WHAT NEEDS TO BE DONE> Please give the entries again in full and exactly, without any picture.

TASK DATA>
┄┄┄┄┄┄┄┄┄┄┄┄┄┄┄┄┄┄┄┄
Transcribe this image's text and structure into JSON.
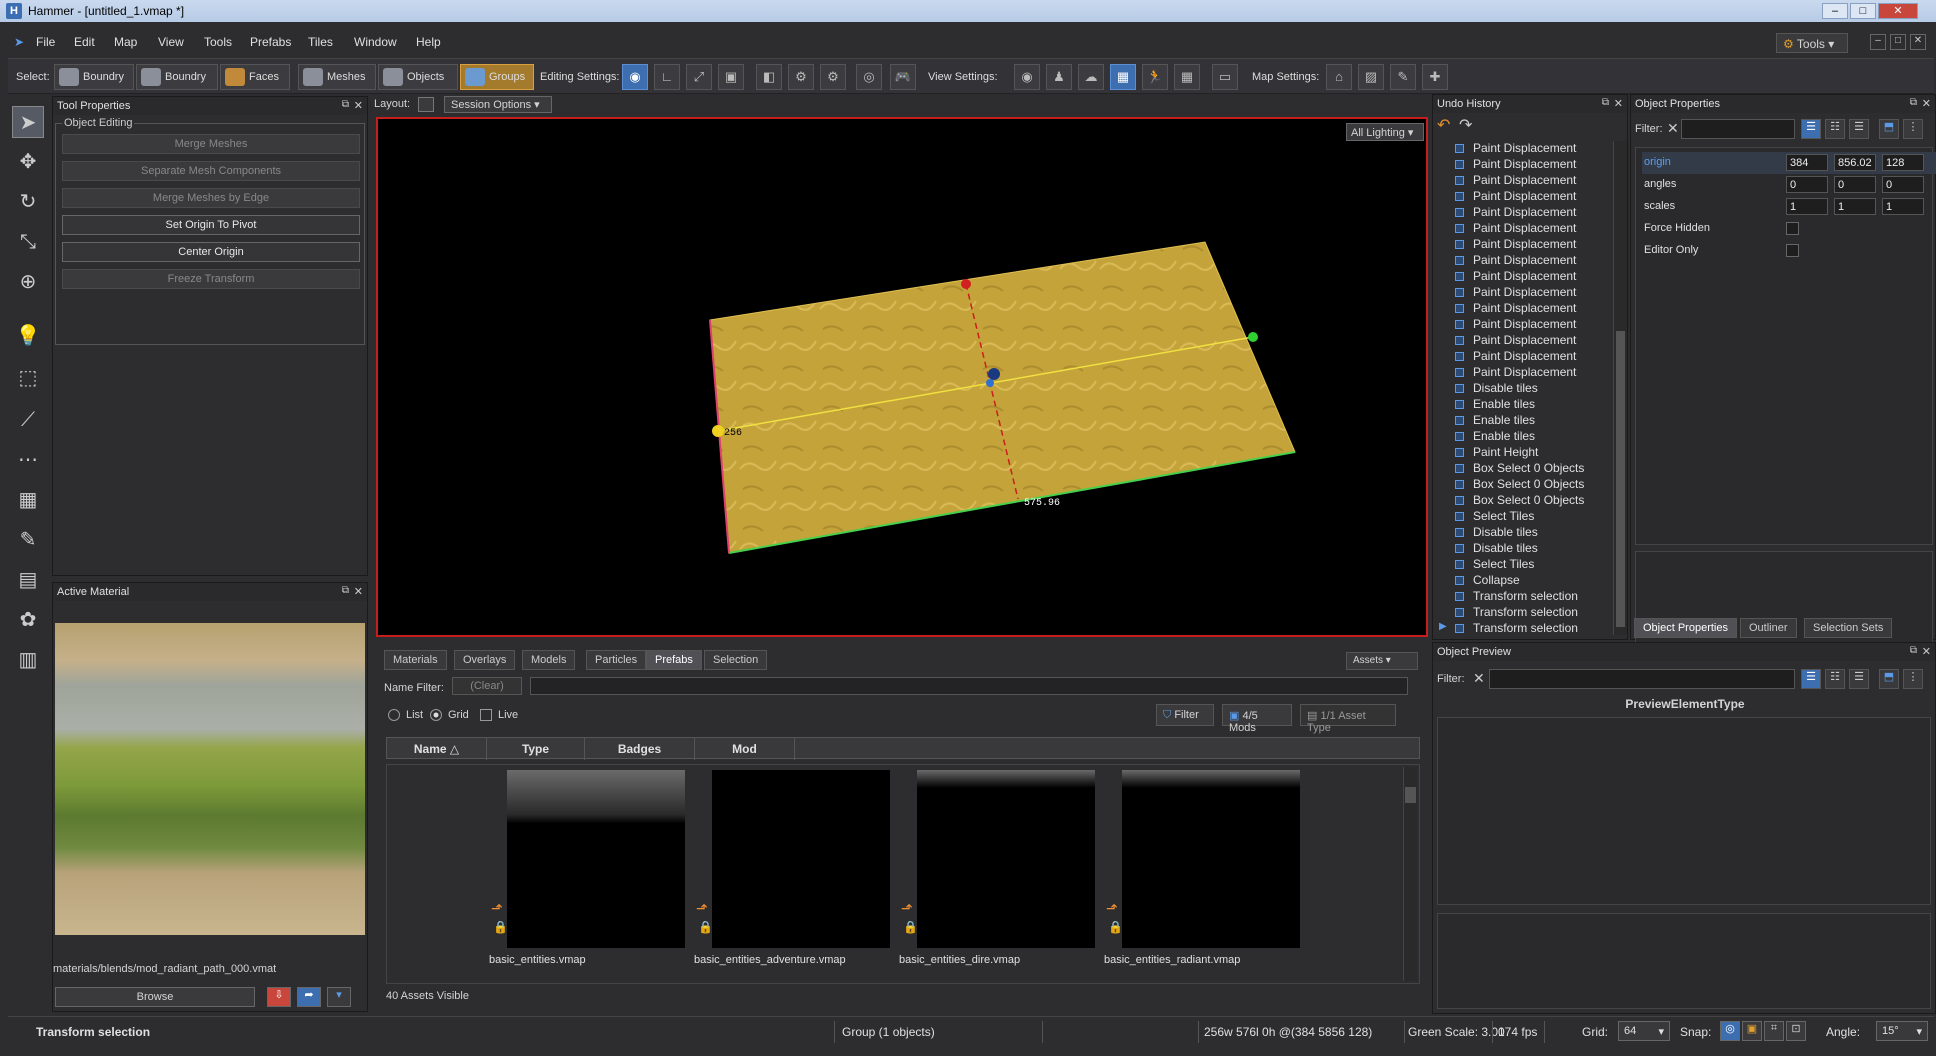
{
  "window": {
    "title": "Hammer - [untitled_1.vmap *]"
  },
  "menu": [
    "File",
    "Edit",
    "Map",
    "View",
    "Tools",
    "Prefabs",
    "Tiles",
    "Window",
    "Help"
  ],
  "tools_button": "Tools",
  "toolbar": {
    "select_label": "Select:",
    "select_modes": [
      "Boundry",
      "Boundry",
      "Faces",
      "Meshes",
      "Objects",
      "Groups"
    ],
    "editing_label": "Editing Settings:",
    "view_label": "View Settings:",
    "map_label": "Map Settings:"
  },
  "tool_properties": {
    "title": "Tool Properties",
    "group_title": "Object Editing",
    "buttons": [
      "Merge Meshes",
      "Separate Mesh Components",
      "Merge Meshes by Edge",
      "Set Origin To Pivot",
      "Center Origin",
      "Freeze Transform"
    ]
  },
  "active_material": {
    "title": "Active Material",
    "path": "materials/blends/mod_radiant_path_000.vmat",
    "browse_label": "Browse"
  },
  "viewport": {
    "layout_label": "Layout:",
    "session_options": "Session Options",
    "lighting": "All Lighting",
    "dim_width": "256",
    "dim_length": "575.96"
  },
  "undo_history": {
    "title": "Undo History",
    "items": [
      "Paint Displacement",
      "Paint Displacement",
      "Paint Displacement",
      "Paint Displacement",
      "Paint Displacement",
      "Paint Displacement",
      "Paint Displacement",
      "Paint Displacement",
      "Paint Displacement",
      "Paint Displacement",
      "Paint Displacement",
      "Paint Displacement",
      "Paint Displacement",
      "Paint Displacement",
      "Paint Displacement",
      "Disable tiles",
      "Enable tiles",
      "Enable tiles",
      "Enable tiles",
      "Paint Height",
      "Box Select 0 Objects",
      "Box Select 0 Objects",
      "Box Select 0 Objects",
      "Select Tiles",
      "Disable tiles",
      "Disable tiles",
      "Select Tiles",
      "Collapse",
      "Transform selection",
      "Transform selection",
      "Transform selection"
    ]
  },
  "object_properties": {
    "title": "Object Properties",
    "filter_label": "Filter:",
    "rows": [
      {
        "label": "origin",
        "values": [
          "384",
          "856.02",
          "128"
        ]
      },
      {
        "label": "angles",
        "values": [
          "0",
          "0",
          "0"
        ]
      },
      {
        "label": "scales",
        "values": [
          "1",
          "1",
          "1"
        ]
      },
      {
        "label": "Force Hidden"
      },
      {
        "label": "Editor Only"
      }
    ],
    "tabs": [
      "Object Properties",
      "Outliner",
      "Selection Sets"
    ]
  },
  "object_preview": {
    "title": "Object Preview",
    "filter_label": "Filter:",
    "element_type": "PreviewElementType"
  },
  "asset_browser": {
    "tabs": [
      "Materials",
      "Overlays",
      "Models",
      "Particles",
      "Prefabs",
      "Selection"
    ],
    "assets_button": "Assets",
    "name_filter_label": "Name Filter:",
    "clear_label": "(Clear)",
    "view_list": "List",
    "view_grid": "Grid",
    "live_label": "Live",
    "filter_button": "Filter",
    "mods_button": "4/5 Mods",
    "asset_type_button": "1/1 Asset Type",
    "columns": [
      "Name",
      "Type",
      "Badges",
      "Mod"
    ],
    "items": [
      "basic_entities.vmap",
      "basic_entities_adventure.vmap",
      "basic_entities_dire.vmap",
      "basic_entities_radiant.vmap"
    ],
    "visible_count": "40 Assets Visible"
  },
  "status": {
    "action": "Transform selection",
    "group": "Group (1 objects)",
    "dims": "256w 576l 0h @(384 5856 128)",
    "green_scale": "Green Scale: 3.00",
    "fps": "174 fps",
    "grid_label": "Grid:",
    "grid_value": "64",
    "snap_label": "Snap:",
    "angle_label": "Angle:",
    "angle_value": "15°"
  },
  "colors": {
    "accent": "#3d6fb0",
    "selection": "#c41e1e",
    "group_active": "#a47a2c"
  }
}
┄┄┄┄┄┄┄┄┄┄┄┄┄┄┄┄┄┄┄┄
RESULT FOR THIS TASK>
Transcribe this image's text and structure into JSON.
{
  "window": {
    "title": "Hammer - [untitled_1.vmap *]"
  },
  "menu": [
    "File",
    "Edit",
    "Map",
    "View",
    "Tools",
    "Prefabs",
    "Tiles",
    "Window",
    "Help"
  ],
  "tools_button": "Tools",
  "toolbar": {
    "select_label": "Select:",
    "select_modes": [
      "Boundry",
      "Boundry",
      "Faces",
      "Meshes",
      "Objects",
      "Groups"
    ],
    "editing_label": "Editing Settings:",
    "view_label": "View Settings:",
    "map_label": "Map Settings:"
  },
  "tool_properties": {
    "title": "Tool Properties",
    "group_title": "Object Editing",
    "buttons": [
      "Merge Meshes",
      "Separate Mesh Components",
      "Merge Meshes by Edge",
      "Set Origin To Pivot",
      "Center Origin",
      "Freeze Transform"
    ]
  },
  "active_material": {
    "title": "Active Material",
    "path": "materials/blends/mod_radiant_path_000.vmat",
    "browse_label": "Browse"
  },
  "viewport": {
    "layout_label": "Layout:",
    "session_options": "Session Options",
    "lighting": "All Lighting",
    "dim_width": "256",
    "dim_length": "575.96"
  },
  "undo_history": {
    "title": "Undo History",
    "items": [
      "Paint Displacement",
      "Paint Displacement",
      "Paint Displacement",
      "Paint Displacement",
      "Paint Displacement",
      "Paint Displacement",
      "Paint Displacement",
      "Paint Displacement",
      "Paint Displacement",
      "Paint Displacement",
      "Paint Displacement",
      "Paint Displacement",
      "Paint Displacement",
      "Paint Displacement",
      "Paint Displacement",
      "Disable tiles",
      "Enable tiles",
      "Enable tiles",
      "Enable tiles",
      "Paint Height",
      "Box Select 0 Objects",
      "Box Select 0 Objects",
      "Box Select 0 Objects",
      "Select Tiles",
      "Disable tiles",
      "Disable tiles",
      "Select Tiles",
      "Collapse",
      "Transform selection",
      "Transform selection",
      "Transform selection"
    ]
  },
  "object_properties": {
    "title": "Object Properties",
    "filter_label": "Filter:",
    "rows": [
      {
        "label": "origin",
        "values": [
          "384",
          "856.02",
          "128"
        ]
      },
      {
        "label": "angles",
        "values": [
          "0",
          "0",
          "0"
        ]
      },
      {
        "label": "scales",
        "values": [
          "1",
          "1",
          "1"
        ]
      },
      {
        "label": "Force Hidden"
      },
      {
        "label": "Editor Only"
      }
    ],
    "tabs": [
      "Object Properties",
      "Outliner",
      "Selection Sets"
    ]
  },
  "object_preview": {
    "title": "Object Preview",
    "filter_label": "Filter:",
    "element_type": "PreviewElementType"
  },
  "asset_browser": {
    "tabs": [
      "Materials",
      "Overlays",
      "Models",
      "Particles",
      "Prefabs",
      "Selection"
    ],
    "assets_button": "Assets",
    "name_filter_label": "Name Filter:",
    "clear_label": "(Clear)",
    "view_list": "List",
    "view_grid": "Grid",
    "live_label": "Live",
    "filter_button": "Filter",
    "mods_button": "4/5 Mods",
    "asset_type_button": "1/1 Asset Type",
    "columns": [
      "Name",
      "Type",
      "Badges",
      "Mod"
    ],
    "items": [
      "basic_entities.vmap",
      "basic_entities_adventure.vmap",
      "basic_entities_dire.vmap",
      "basic_entities_radiant.vmap"
    ],
    "visible_count": "40 Assets Visible"
  },
  "status": {
    "action": "Transform selection",
    "group": "Group (1 objects)",
    "dims": "256w 576l 0h @(384 5856 128)",
    "green_scale": "Green Scale: 3.00",
    "fps": "174 fps",
    "grid_label": "Grid:",
    "grid_value": "64",
    "snap_label": "Snap:",
    "angle_label": "Angle:",
    "angle_value": "15°"
  },
  "colors": {
    "accent": "#3d6fb0",
    "selection": "#c41e1e",
    "group_active": "#a47a2c"
  }
}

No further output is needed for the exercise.